**What to work on**
Return the lines where the word "bound" occurs.

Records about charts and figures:
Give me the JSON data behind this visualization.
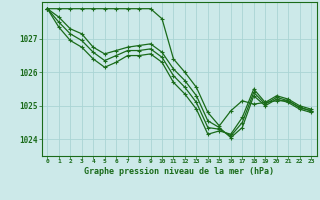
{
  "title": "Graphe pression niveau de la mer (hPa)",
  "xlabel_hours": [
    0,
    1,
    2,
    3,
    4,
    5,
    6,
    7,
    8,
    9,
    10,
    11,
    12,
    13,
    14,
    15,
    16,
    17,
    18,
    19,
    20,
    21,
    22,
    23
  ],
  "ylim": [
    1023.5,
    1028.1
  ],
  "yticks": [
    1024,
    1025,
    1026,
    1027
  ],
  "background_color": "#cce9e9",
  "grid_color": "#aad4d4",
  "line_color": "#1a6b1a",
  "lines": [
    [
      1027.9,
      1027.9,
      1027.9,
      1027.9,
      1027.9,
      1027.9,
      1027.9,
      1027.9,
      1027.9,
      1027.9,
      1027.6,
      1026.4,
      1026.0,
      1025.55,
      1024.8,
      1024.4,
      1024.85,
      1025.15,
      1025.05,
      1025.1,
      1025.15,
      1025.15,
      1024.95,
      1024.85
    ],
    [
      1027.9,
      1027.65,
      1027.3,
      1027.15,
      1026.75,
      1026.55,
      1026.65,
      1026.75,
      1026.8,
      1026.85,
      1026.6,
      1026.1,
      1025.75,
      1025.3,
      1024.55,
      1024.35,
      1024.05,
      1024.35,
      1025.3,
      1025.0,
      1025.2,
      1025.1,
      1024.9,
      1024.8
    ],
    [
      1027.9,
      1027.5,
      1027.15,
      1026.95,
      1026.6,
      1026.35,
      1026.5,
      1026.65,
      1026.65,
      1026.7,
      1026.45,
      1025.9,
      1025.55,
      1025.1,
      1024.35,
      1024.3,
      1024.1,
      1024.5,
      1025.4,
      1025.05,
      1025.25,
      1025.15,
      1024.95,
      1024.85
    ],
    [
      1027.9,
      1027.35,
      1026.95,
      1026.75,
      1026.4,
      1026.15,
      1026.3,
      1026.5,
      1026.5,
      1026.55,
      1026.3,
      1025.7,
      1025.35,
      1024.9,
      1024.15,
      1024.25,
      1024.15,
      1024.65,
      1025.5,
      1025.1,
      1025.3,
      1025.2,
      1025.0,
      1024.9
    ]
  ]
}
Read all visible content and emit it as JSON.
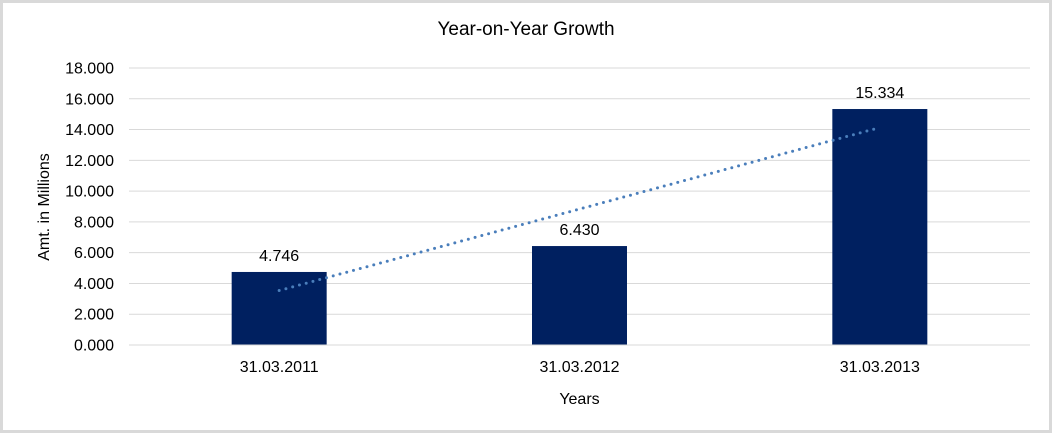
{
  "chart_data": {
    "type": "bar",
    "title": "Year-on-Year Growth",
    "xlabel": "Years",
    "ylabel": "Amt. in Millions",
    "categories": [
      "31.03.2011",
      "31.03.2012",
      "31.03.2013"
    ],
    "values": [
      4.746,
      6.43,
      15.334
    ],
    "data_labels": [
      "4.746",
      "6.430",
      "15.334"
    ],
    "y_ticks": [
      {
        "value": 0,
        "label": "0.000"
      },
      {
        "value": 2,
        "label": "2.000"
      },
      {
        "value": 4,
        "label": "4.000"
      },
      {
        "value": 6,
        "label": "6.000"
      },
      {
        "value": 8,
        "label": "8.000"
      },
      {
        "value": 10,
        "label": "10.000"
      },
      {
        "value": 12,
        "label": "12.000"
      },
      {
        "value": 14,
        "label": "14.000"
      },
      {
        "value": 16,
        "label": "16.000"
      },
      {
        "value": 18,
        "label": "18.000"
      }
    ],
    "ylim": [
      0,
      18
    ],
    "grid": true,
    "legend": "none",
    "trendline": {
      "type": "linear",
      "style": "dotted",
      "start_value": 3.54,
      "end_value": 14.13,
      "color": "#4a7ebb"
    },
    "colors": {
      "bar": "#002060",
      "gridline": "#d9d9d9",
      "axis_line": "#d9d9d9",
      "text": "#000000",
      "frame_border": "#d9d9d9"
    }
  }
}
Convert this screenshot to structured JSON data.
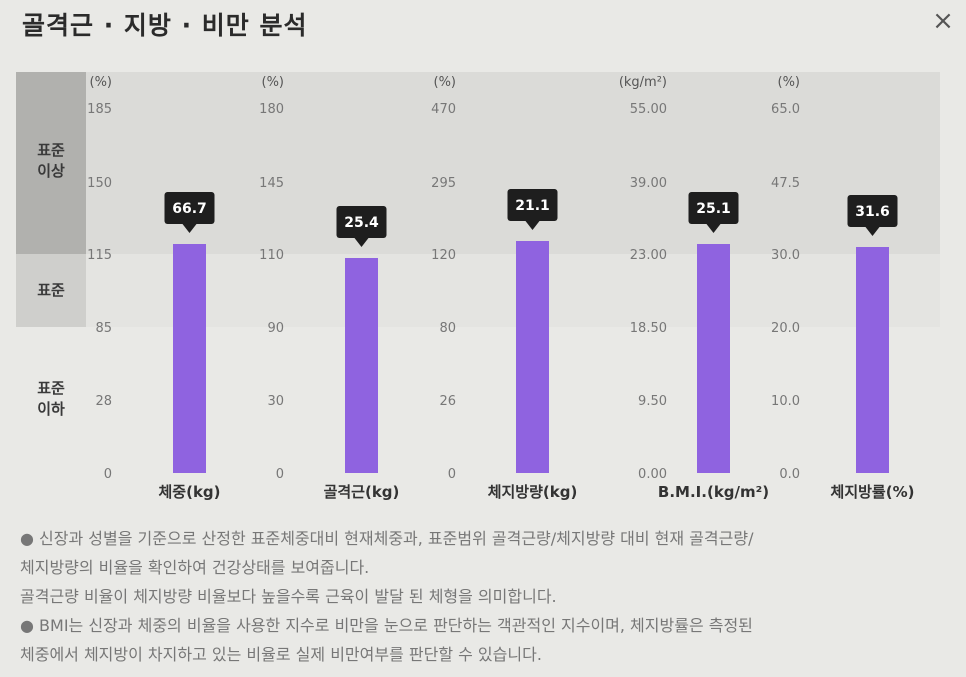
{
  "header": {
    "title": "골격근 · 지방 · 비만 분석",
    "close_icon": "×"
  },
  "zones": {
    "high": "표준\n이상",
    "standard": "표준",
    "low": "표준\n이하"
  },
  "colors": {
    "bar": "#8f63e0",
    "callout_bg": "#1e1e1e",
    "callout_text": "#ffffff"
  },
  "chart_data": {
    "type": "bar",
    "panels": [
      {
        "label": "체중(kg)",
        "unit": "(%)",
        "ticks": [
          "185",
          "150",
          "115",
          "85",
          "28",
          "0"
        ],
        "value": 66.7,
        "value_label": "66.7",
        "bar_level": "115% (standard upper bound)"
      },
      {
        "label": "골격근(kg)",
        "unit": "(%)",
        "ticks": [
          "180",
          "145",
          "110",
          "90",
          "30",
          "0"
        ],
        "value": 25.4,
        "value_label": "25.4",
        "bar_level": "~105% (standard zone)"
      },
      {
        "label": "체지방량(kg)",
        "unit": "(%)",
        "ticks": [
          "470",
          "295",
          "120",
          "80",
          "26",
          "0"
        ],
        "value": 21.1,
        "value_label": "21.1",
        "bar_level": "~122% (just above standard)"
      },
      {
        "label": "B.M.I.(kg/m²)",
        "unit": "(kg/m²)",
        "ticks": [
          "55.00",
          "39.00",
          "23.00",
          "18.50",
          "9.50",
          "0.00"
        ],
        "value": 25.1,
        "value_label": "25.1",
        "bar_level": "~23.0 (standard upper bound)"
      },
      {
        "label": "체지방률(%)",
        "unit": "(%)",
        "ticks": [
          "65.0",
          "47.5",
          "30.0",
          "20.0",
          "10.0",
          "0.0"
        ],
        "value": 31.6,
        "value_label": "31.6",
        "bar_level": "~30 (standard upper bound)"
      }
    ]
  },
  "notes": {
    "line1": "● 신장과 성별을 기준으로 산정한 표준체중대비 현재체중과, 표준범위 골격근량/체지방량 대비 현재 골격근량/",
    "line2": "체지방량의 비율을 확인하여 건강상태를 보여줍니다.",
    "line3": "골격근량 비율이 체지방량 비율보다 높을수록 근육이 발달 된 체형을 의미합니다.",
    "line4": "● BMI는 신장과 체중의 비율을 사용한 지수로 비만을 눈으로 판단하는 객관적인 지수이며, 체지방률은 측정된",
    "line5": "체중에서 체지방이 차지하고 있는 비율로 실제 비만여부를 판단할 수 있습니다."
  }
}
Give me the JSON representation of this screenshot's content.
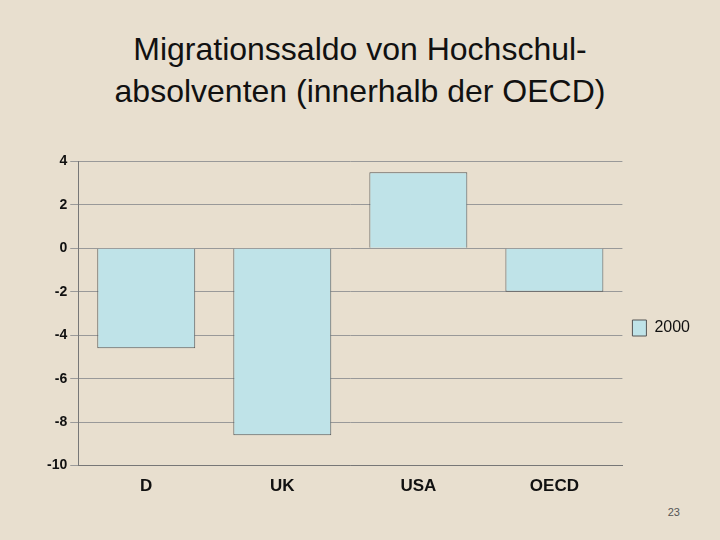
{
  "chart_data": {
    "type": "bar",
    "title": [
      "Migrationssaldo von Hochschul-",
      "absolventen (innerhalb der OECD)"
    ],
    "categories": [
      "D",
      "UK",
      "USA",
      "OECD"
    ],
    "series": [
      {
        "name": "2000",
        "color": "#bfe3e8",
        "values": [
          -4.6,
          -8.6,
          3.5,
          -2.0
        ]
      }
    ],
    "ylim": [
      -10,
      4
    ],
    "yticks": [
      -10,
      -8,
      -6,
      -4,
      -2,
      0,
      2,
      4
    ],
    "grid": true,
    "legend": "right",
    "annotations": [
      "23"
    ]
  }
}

**Solved exercise**
        "bar_level": "115% (standard upper bound)"
        "bar_level": "~23.0 (standard upper bound)"
        "bar_level": "~30 (standard upper bound)"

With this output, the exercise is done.